Your instructions: From the entries below, copy every line where the string "Anlage" appears.

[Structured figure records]
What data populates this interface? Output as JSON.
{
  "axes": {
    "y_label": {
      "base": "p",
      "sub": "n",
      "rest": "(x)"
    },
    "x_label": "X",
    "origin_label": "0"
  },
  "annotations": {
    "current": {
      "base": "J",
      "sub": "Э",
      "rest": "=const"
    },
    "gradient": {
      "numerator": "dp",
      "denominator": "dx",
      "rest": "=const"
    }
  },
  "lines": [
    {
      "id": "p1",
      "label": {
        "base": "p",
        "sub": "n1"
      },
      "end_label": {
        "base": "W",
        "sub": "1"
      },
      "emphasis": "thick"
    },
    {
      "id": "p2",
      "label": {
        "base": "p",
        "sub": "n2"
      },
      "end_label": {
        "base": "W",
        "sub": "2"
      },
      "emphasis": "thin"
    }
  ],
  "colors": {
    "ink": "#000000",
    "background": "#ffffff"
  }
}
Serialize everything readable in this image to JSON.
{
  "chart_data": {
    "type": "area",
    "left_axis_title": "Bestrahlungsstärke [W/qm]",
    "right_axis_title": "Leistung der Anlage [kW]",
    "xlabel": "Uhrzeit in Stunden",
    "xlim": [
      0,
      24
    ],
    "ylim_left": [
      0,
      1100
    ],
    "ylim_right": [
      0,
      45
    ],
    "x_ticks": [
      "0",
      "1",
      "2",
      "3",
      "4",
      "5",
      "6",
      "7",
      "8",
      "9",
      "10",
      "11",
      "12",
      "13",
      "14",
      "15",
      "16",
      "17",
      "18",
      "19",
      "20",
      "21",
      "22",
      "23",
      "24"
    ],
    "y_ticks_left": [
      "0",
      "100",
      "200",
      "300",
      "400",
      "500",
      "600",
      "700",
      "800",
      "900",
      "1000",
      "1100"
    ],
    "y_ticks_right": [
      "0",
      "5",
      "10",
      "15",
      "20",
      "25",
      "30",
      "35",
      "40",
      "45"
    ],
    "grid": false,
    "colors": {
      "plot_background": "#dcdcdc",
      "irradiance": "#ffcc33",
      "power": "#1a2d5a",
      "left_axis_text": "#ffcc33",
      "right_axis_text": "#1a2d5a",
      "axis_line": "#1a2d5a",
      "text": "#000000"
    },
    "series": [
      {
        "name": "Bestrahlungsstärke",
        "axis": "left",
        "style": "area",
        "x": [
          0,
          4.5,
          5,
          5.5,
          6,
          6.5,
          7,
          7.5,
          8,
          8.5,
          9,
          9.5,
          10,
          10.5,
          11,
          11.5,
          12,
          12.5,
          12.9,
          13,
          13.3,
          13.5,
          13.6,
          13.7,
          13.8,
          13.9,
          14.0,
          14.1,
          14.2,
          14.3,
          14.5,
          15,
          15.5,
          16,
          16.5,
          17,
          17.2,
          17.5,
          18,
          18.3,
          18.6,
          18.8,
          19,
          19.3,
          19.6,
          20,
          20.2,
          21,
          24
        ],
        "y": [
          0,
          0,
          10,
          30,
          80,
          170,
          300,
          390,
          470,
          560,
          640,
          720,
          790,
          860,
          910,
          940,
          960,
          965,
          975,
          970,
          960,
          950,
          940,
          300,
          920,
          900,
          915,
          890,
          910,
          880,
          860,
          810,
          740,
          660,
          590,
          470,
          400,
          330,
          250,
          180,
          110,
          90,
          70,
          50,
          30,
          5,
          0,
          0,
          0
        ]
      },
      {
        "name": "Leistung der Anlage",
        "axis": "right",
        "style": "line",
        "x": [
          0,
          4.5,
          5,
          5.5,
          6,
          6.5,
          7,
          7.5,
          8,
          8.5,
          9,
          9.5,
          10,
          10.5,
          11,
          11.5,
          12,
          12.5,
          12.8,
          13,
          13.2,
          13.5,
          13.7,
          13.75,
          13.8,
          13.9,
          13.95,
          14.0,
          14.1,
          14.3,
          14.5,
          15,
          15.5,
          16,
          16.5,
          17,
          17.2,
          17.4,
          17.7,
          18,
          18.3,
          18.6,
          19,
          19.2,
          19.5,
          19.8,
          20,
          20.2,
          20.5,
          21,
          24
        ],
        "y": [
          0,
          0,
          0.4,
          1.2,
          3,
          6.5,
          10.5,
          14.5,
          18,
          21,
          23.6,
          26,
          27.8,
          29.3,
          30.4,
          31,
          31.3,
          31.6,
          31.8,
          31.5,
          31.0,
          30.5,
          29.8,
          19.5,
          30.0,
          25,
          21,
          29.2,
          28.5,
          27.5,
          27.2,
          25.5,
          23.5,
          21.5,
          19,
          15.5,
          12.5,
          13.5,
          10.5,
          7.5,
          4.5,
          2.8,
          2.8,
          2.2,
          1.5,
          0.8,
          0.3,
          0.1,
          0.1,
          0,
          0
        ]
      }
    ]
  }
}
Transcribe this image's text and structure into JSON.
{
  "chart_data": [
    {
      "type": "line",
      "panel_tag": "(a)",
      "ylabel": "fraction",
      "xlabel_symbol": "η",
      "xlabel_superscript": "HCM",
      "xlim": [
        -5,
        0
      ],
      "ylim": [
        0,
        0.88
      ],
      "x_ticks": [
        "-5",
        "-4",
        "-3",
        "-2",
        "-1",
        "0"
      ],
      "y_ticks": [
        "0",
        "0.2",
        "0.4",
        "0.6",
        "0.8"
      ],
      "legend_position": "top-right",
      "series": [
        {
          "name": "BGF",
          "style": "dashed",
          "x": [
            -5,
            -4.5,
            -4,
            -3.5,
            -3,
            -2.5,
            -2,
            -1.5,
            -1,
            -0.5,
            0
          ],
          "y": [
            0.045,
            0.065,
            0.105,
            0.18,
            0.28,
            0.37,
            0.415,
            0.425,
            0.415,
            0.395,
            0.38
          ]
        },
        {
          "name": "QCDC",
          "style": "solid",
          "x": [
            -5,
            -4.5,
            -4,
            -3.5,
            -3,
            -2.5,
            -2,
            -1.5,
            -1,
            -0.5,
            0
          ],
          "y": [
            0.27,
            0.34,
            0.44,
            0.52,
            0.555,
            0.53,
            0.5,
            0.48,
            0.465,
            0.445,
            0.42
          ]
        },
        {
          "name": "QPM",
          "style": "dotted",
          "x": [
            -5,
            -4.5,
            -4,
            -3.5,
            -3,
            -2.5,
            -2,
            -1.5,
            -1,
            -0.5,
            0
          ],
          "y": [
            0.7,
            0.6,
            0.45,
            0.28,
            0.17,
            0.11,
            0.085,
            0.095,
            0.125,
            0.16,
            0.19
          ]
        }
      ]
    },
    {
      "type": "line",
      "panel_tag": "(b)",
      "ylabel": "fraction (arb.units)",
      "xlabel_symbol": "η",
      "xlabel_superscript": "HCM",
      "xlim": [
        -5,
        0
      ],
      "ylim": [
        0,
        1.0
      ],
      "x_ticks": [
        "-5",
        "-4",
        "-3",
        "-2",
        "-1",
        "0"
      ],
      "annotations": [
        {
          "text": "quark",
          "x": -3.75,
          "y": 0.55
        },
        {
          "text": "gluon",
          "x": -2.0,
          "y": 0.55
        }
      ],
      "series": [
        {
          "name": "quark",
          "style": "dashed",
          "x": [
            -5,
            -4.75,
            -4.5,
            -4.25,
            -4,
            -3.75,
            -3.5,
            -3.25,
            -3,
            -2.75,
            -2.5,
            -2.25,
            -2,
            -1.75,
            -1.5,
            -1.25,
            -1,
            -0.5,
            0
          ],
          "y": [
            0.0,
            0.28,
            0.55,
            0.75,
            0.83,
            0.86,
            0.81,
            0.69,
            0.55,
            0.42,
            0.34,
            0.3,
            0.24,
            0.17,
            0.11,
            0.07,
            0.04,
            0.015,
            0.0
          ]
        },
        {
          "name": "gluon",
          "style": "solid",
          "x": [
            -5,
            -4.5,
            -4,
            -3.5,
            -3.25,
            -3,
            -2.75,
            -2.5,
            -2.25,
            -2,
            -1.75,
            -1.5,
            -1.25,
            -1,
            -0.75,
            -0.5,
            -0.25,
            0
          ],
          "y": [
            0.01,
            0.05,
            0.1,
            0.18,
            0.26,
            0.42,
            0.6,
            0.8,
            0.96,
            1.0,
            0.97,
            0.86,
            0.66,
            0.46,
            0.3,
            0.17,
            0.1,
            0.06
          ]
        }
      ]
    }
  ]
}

Response to this task:
    "right_axis_title": "Leistung der Anlage [kW]",
        "name": "Leistung der Anlage",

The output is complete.